[What you should do]
Make an exact copy of all the entries, with the pictures left out.
>> START Information shown
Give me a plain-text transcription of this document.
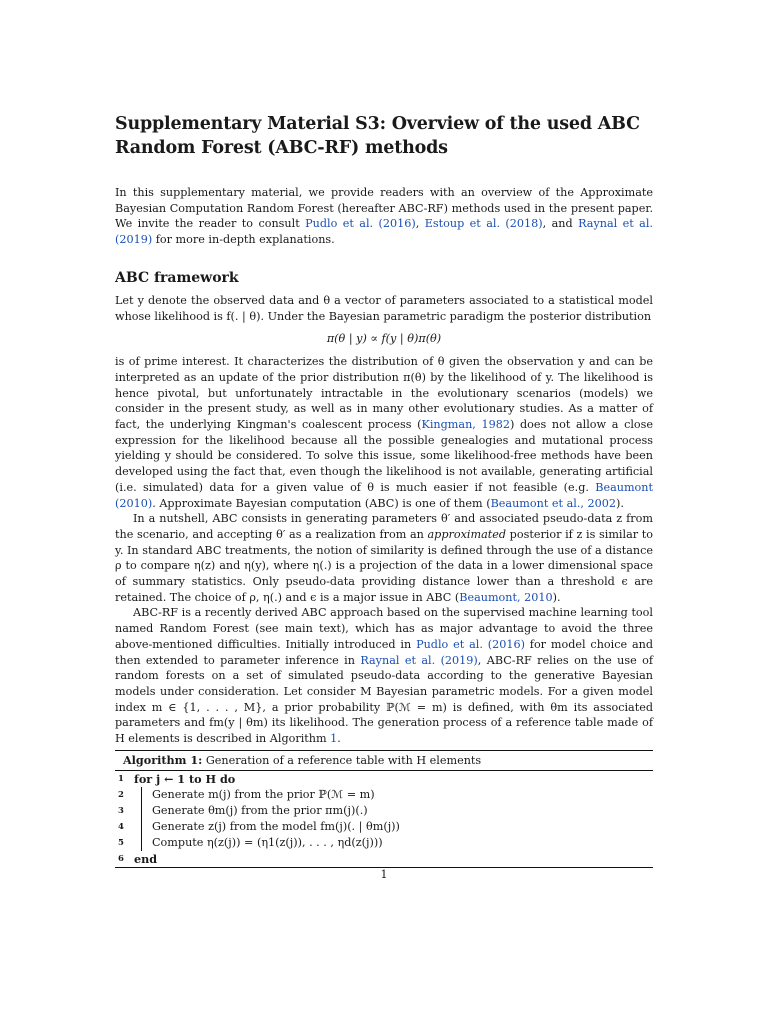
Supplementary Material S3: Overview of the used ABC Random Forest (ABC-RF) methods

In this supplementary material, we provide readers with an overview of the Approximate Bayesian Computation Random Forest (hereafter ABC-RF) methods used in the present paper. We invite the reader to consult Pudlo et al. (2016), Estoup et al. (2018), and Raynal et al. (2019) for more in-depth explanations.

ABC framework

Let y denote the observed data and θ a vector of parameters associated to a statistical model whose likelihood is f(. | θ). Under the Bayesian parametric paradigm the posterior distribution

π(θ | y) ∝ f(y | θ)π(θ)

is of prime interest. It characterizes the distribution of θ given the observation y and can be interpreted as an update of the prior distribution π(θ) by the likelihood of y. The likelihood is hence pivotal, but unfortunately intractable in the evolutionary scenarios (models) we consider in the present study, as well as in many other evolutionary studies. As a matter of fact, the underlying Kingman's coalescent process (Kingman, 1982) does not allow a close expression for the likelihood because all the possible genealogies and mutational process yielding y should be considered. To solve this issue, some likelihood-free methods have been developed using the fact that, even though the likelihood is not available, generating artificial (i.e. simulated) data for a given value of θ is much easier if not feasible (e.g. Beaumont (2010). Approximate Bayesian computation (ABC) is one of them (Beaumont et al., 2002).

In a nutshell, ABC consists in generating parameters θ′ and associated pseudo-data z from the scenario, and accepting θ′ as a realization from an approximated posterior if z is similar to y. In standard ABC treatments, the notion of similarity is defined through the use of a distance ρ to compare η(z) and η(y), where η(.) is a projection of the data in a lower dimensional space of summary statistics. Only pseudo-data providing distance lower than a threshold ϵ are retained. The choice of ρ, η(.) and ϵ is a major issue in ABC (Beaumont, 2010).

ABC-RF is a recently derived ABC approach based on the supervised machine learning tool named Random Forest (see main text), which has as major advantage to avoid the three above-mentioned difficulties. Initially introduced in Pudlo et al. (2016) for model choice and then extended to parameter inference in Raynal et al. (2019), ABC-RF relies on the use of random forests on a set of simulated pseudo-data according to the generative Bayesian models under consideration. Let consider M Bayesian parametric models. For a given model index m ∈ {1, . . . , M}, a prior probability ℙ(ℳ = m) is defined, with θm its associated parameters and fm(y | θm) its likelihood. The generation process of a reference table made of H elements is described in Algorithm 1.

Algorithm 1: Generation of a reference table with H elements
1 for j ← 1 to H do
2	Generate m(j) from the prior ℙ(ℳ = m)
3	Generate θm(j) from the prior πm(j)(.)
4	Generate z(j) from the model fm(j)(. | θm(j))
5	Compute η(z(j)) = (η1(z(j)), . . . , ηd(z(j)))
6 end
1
>> END Information shown
[Response to the task]
Give me a plain-text transcription of this document.
Supplementary Material S3: Overview of the used ABC Random Forest (ABC-RF) methods

In this supplementary material, we provide readers with an overview of the Approximate Bayesian Computation Random Forest (hereafter ABC-RF) methods used in the present paper. We invite the reader to consult Pudlo et al. (2016), Estoup et al. (2018), and Raynal et al. (2019) for more in-depth explanations.

ABC framework

Let y denote the observed data and θ a vector of parameters associated to a statistical model whose likelihood is f(. | θ). Under the Bayesian parametric paradigm the posterior distribution

π(θ | y) ∝ f(y | θ)π(θ)

is of prime interest. It characterizes the distribution of θ given the observation y and can be interpreted as an update of the prior distribution π(θ) by the likelihood of y. The likelihood is hence pivotal, but unfortunately intractable in the evolutionary scenarios (models) we consider in the present study, as well as in many other evolutionary studies. As a matter of fact, the underlying Kingman's coalescent process (Kingman, 1982) does not allow a close expression for the likelihood because all the possible genealogies and mutational process yielding y should be considered. To solve this issue, some likelihood-free methods have been developed using the fact that, even though the likelihood is not available, generating artificial (i.e. simulated) data for a given value of θ is much easier if not feasible (e.g. Beaumont (2010). Approximate Bayesian computation (ABC) is one of them (Beaumont et al., 2002).

In a nutshell, ABC consists in generating parameters θ′ and associated pseudo-data z from the scenario, and accepting θ′ as a realization from an approximated posterior if z is similar to y. In standard ABC treatments, the notion of similarity is defined through the use of a distance ρ to compare η(z) and η(y), where η(.) is a projection of the data in a lower dimensional space of summary statistics. Only pseudo-data providing distance lower than a threshold ϵ are retained. The choice of ρ, η(.) and ϵ is a major issue in ABC (Beaumont, 2010).

ABC-RF is a recently derived ABC approach based on the supervised machine learning tool named Random Forest (see main text), which has as major advantage to avoid the three above-mentioned difficulties. Initially introduced in Pudlo et al. (2016) for model choice and then extended to parameter inference in Raynal et al. (2019), ABC-RF relies on the use of random forests on a set of simulated pseudo-data according to the generative Bayesian models under consideration. Let consider M Bayesian parametric models. For a given model index m ∈ {1, . . . , M}, a prior probability ℙ(ℳ = m) is defined, with θm its associated parameters and fm(y | θm) its likelihood. The generation process of a reference table made of H elements is described in Algorithm 1.

Algorithm 1: Generation of a reference table with H elements
1 for j ← 1 to H do
2	Generate m(j) from the prior ℙ(ℳ = m)
3	Generate θm(j) from the prior πm(j)(.)
4	Generate z(j) from the model fm(j)(. | θm(j))
5	Compute η(z(j)) = (η1(z(j)), . . . , ηd(z(j)))
6 end
1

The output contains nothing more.